## Task details
Scan the material that follows. Copy every line containing the word "JSON".

## Available records
- - - - - - -

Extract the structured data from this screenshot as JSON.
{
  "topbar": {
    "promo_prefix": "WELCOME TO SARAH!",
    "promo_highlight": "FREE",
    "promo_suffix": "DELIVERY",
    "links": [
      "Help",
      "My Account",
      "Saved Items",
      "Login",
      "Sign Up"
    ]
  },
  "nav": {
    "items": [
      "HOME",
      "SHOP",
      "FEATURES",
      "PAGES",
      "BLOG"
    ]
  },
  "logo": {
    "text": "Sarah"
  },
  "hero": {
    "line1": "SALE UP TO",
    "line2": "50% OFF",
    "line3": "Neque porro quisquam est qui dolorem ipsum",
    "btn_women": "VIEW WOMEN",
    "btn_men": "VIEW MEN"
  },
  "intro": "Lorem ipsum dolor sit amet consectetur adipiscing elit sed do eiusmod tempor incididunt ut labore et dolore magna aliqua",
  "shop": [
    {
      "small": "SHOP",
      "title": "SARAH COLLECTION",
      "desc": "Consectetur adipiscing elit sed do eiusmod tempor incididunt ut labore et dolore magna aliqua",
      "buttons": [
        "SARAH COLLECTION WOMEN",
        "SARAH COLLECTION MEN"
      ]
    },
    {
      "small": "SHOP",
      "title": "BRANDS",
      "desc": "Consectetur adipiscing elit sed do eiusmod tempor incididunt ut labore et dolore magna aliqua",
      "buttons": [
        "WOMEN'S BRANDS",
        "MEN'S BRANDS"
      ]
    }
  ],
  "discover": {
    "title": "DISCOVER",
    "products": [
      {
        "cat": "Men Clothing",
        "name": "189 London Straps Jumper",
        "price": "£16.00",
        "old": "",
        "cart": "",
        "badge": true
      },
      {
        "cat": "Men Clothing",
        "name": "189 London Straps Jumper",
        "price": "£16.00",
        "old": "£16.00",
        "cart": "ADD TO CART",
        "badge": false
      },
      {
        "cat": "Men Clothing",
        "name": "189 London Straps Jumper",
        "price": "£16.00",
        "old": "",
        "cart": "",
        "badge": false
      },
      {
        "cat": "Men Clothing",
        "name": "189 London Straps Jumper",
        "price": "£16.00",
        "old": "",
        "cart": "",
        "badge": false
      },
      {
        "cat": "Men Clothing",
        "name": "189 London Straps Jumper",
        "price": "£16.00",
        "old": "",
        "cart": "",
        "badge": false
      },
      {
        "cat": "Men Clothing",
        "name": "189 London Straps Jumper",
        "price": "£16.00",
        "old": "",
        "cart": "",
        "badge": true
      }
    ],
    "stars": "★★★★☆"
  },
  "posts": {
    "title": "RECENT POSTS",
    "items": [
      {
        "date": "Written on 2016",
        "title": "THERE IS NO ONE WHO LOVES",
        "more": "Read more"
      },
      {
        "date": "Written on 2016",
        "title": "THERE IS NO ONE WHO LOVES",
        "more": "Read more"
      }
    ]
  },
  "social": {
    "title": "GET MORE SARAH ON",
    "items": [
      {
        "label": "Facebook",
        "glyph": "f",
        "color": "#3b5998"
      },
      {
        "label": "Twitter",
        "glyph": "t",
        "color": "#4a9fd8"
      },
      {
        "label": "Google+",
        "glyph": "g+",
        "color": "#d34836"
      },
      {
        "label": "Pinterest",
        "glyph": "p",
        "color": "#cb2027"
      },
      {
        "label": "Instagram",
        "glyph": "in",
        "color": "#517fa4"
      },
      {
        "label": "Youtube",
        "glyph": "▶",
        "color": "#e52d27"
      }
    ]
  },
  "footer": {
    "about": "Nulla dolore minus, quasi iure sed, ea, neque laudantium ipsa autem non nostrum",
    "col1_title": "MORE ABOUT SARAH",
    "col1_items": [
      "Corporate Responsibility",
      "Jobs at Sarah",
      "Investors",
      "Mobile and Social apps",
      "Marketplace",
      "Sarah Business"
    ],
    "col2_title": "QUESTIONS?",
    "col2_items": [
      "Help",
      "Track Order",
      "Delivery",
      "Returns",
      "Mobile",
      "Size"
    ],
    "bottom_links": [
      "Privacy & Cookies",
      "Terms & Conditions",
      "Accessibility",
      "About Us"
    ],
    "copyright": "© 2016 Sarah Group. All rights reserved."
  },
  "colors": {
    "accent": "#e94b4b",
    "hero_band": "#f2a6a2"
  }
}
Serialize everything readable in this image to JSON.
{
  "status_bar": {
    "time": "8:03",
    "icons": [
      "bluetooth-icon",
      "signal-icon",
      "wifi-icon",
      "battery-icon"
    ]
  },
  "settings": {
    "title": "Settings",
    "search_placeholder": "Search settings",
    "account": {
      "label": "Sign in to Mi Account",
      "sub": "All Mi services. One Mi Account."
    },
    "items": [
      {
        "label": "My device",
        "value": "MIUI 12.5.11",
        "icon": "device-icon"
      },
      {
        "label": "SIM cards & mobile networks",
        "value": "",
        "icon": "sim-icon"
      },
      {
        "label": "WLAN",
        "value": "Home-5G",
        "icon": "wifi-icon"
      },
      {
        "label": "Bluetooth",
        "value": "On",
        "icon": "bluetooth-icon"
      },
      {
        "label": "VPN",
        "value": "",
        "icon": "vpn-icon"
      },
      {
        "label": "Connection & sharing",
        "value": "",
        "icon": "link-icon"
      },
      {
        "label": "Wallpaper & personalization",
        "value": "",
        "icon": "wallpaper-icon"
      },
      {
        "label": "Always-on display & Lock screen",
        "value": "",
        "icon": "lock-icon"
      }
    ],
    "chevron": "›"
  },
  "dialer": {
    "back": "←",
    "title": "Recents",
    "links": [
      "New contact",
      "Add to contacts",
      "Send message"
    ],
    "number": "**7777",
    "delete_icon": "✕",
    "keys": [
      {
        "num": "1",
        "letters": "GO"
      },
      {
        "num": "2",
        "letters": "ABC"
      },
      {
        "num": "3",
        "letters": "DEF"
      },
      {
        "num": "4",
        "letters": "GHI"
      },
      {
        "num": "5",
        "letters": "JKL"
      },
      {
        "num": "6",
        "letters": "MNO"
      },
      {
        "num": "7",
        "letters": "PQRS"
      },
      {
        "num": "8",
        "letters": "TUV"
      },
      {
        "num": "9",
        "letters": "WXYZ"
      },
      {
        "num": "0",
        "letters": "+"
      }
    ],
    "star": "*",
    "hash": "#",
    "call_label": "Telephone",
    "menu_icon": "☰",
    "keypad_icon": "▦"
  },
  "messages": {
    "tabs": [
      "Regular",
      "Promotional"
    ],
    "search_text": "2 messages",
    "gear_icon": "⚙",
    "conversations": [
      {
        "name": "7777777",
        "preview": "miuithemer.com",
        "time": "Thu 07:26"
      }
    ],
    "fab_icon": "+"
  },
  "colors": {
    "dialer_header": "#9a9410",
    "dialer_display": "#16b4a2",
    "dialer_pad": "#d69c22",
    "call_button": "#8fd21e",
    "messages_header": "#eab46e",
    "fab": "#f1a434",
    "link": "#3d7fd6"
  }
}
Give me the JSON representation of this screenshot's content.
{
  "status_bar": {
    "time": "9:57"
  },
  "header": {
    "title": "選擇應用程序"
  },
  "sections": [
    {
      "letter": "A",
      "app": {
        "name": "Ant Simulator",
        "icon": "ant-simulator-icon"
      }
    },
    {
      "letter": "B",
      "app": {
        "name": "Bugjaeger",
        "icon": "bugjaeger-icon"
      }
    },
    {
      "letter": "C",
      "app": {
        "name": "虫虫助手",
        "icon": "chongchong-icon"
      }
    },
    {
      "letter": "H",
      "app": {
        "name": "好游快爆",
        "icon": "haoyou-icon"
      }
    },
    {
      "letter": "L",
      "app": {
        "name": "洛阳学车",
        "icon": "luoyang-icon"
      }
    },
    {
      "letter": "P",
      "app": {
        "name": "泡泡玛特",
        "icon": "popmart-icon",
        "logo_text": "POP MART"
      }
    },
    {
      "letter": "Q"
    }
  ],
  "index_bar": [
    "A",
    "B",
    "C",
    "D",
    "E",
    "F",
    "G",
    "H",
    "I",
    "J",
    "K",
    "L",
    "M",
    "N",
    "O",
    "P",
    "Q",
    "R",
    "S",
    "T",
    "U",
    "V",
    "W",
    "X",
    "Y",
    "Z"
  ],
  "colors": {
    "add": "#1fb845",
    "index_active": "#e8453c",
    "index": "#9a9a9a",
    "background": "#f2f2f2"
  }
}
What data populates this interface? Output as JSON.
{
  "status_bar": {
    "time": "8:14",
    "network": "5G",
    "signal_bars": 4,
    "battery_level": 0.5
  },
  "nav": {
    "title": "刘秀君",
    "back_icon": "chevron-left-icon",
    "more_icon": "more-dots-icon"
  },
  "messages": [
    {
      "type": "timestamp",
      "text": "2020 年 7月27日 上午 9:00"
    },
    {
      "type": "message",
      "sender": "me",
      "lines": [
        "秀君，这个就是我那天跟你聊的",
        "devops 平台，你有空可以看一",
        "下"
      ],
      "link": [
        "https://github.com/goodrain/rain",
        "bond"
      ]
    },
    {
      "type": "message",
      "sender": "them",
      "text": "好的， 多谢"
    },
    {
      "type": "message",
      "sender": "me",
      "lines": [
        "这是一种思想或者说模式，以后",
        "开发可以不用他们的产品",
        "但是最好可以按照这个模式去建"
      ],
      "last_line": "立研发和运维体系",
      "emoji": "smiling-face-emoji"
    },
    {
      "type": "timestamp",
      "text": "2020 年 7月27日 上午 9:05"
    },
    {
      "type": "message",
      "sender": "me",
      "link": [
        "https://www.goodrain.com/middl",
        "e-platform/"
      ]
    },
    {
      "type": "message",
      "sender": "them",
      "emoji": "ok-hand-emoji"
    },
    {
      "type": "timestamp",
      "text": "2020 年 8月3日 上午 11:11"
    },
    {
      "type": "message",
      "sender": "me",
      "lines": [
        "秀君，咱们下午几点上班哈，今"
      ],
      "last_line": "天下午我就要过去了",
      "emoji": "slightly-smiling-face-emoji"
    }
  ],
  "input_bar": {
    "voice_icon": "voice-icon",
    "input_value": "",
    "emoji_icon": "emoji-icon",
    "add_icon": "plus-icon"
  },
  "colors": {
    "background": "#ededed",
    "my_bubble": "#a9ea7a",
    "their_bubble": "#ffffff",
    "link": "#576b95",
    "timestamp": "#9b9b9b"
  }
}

- - - - - - -

## The result
Extract the structured data from this screenshot as JSON.
Serialize everything readable in this image to JSON.
Give me the JSON representation of this screenshot's content.
What data populates this interface? Output as JSON.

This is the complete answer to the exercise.